** Directions **
Extract each record and reproduce it exactly.

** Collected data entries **
··········

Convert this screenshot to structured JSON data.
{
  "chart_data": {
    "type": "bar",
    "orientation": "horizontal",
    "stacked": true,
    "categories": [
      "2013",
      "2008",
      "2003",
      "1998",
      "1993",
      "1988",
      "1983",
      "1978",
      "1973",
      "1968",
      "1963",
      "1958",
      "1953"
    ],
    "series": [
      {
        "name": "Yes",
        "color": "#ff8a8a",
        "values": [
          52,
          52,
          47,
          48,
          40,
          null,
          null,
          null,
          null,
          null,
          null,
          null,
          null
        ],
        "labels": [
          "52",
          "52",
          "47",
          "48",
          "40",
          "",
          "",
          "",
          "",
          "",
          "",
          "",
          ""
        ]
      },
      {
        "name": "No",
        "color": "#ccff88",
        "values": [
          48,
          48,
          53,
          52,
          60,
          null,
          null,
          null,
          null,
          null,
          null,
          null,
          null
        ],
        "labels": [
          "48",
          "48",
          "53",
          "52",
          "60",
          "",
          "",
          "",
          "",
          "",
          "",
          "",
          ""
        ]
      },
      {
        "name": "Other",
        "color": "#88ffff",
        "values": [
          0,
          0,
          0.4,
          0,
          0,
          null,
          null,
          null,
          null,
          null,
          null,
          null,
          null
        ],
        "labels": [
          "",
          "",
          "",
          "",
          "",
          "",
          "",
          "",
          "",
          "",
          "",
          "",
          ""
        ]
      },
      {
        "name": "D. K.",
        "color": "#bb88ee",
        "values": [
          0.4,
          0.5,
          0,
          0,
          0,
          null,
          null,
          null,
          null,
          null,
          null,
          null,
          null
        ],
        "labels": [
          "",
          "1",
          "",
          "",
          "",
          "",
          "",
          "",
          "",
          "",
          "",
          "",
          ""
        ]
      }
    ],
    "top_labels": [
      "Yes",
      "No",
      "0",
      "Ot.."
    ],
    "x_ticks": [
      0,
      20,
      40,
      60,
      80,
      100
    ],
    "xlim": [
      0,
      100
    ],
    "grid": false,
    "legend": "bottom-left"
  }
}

··········

** Solution for this problem **
Convert this screenshot to structured JSON data.
{
  "chart_data": {
    "type": "bar",
    "orientation": "horizontal",
    "stacked": true,
    "categories": [
      "2013",
      "2008",
      "2003",
      "1998",
      "1993",
      "1988",
      "1983",
      "1978",
      "1973",
      "1968",
      "1963",
      "1958",
      "1953"
    ],
    "series": [
      {
        "name": "Yes",
        "color": "#ff8a8a",
        "values": [
          52,
          52,
          47,
          48,
          40,
          null,
          null,
          null,
          null,
          null,
          null,
          null,
          null
        ],
        "labels": [
          "52",
          "52",
          "47",
          "48",
          "40",
          "",
          "",
          "",
          "",
          "",
          "",
          "",
          ""
        ]
      },
      {
        "name": "No",
        "color": "#ccff88",
        "values": [
          48,
          48,
          53,
          52,
          60,
          null,
          null,
          null,
          null,
          null,
          null,
          null,
          null
        ],
        "labels": [
          "48",
          "48",
          "53",
          "52",
          "60",
          "",
          "",
          "",
          "",
          "",
          "",
          "",
          ""
        ]
      },
      {
        "name": "Other",
        "color": "#88ffff",
        "values": [
          0,
          0,
          0.4,
          0,
          0,
          null,
          null,
          null,
          null,
          null,
          null,
          null,
          null
        ],
        "labels": [
          "",
          "",
          "",
          "",
          "",
          "",
          "",
          "",
          "",
          "",
          "",
          "",
          ""
        ]
      },
      {
        "name": "D. K.",
        "color": "#bb88ee",
        "values": [
          0.4,
          0.5,
          0,
          0,
          0,
          null,
          null,
          null,
          null,
          null,
          null,
          null,
          null
        ],
        "labels": [
          "",
          "1",
          "",
          "",
          "",
          "",
          "",
          "",
          "",
          "",
          "",
          "",
          ""
        ]
      }
    ],
    "top_labels": [
      "Yes",
      "No",
      "0",
      "Ot.."
    ],
    "x_ticks": [
      0,
      20,
      40,
      60,
      80,
      100
    ],
    "xlim": [
      0,
      100
    ],
    "grid": false,
    "legend": "bottom-left"
  }
}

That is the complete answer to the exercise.